** KUMPULAN LATIHAN **
• 1. Tulis ulang bacaan tentang Kota Surabaya, semuanya mulai dari "Surabaya memiliki luas" sampai "Indonesia setelah Jabodetabek.", tanpa mengubah satu kata pun.
• 2. Tuliskan lanjutan bacaan tentang Kota Surabaya, mulai setelah kalimat terakhirnya.

** BACAAN **
►

Sejarah Kota
Surabaya
Kota Surabaya adalah ibu kota
Provinsi
Jawa Timur,
Indonesia
sekaligus menjadi kota metropolitan terbesar di provinsi
tersebut. Surabaya merupakan kota terbesar kedua di Indonesia
setelah Jakarta.
Kota Surabaya juga merupakan pusat bisnis, perdagangan, industri, dan
pendidikan di Jawa Timur serta wilayah Indonesia bagian timur. Kota ini
terletak 796 km sebelah timur Jakarta, atau 415 km sebelah barat laut
Denpasar,
Bali. Surabaya
terletak di tepi pantai utara Pulau Jawa dan berhadapan dengan Selat Madura
serta Laut Jawa.
Surabaya memiliki luas sekitar
350,54 km² dengan penduduknya berjumlah 2.765.487 jiwa (2010). Daerah
metropolitan Surabaya yaitu Gerbangkertosusila yang berpenduduk sekitar 10
juta jiwa, adalah kawasan metropolitan terbesar kedua di Indonesia setelah Jabodetabek.

◄

** BAGIAN DATA **

►

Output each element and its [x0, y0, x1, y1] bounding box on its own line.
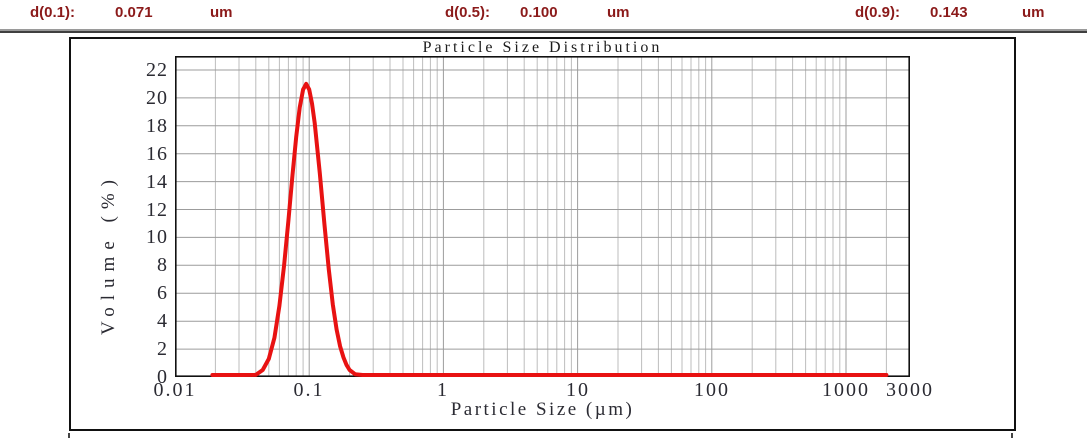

◄

** JAWABAN TIAP TUGAS **
• 1.
Surabaya memiliki luas sekitar
350,54 km² dengan penduduknya berjumlah 2.765.487 jiwa (2010). Daerah
metropolitan Surabaya yaitu Gerbangkertosusila yang berpenduduk sekitar 10
juta jiwa, adalah kawasan metropolitan terbesar kedua di Indonesia setelah Jabodetabek.

• 2.
Surabaya dilayani oleh sebuah bandar udara,
yakni Bandar Udara Internasional Juanda,
serta dua pelabuhan,
yakni Pelabuhan Tanjung Perak dan Pelabuhan
Ujung.
Surabaya terkenal dengan sebutan
Kota Pahlawan karena sejarahnya yang sangat diperhitungkan
dalam perjuangan Arek-Arek Suroboyo (Pemuda-Pemuda Surabaya) untuk
mempertahankan kemerdekaan bangsa Indonesia dari penjajah.
Etimologi
Kata Surabaya (bahasa Jawa Kuna: Śūrabhaya) sering
diartikan secara filosofis sebagai lambang perjuangan antara darat dan air.
Selain itu, dari kata Surabaya juga muncul mitos pertempuran antara ikan sura
/ suro (ikan hiu)
dan baya / boyo (buaya), yang menimbulkan dugaan bahwa terbentuknya nama
"Surabaya" muncul setelah terjadinya pertempuran tersebut.
Asal-usul Surabaya
Bukti sejarah menunjukkan bahwa Surabaya sudah ada jauh sebelum zaman
kolonial, seperti yang tercantum dalam prasasti
Trowulan I, berangka 1358 M.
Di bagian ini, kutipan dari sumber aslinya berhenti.